_Jobs_:
1 - Can you rewrite the paragraph of the driver-assistance text that begins "An output signal is provided" as a short bulleted list that keeps its main facts?
2 - How would you translate this sentence from the driver-assistance text into Spanish: "When the fill factor is lower, the sensor is less sensitive during low-light conditions."?

_Text section_:
_ _ _ _
An output signal is provided based on a result of the object tracking (step 54) in order to provide assistance to a driver of the vehicle. For example, the processor 32 may provide an output signal to a vehicle system, or safety application. Based on the objects tracked and classified, one or more safety applications may be enabled (step 56). The safety applications activated may be various types of applications for assisting the driver. Examples of such applications may include a forward collision warning (FCW) system, an automatic emergency braking (AEB) system, an adaptive cruise control (ACC) system, and a child back-over protection (CBP) system. In further embodiments, other safety applications or other applications may be enabled based on the object tracking and classification. In further embodiments, the output signal may be relayed to the driver of the vehicle, such as with a display (e.g., center stack display, dashboard display, heads-up display, etc.) and/or an audio, tactile, or visual alarm device.

Referring to FIG. 4, a graph 60 illustrating the quantum efficiency of InGaAr is shown at various wavelengths. Sensing in the SWIR band provides an advantage over sensing in the human-visible band with cameras constructed from Silicone Oxides. Particularly, SWIR cameras constructed from InGaAs can operate better at night due to their high quantum efficiency (as illustrated in the graph of FIG. 4), nearly 100% pixel fill factor, and extremely low noise in the readout circuitry. The pixel fill factor refers to the percentage of a photo-site (a pixel on an image sensor) that is sensitive to light over a particular wavelength interval. When the fill factor is lower, the sensor is less sensitive during low-light conditions. CMOS (Complementary Metal Oxide Semiconductor) cameras require circuitry at each photo-site to filter noise and perform other functions. These cameras typically have a maximum pixel fill factor of 50%.
_ _ _ _
_Dataset section_:

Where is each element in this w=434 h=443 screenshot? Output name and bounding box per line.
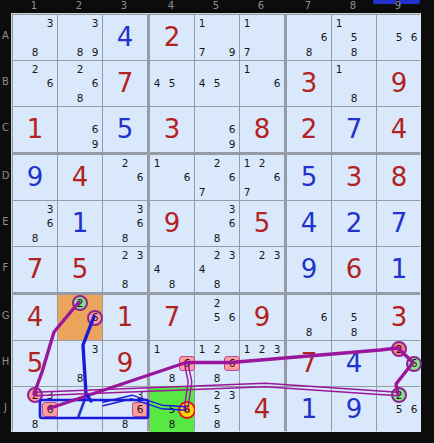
_ _ _ _
_Full answers_:
1 -
- An output signal based on the object tracking (step 54) assists the vehicle's driver.
- The processor 32 may send this signal to a vehicle system or safety application.
- Based on the tracked and classified objects, one or more safety applications may be enabled (step 56). Examples include forward collision warning (FCW), automatic emergency braking (AEB), adaptive cruise control (ACC) and child back-over protection (CBP).
- Further embodiments may enable other safety applications or other applications.
- The signal may also reach the driver through a display (center stack, dashboard, heads-up, etc.) and/or an audio, tactile or visual alarm device.

2 - Cuando el factor de relleno es menor, el sensor es menos sensible en condiciones de poca luz.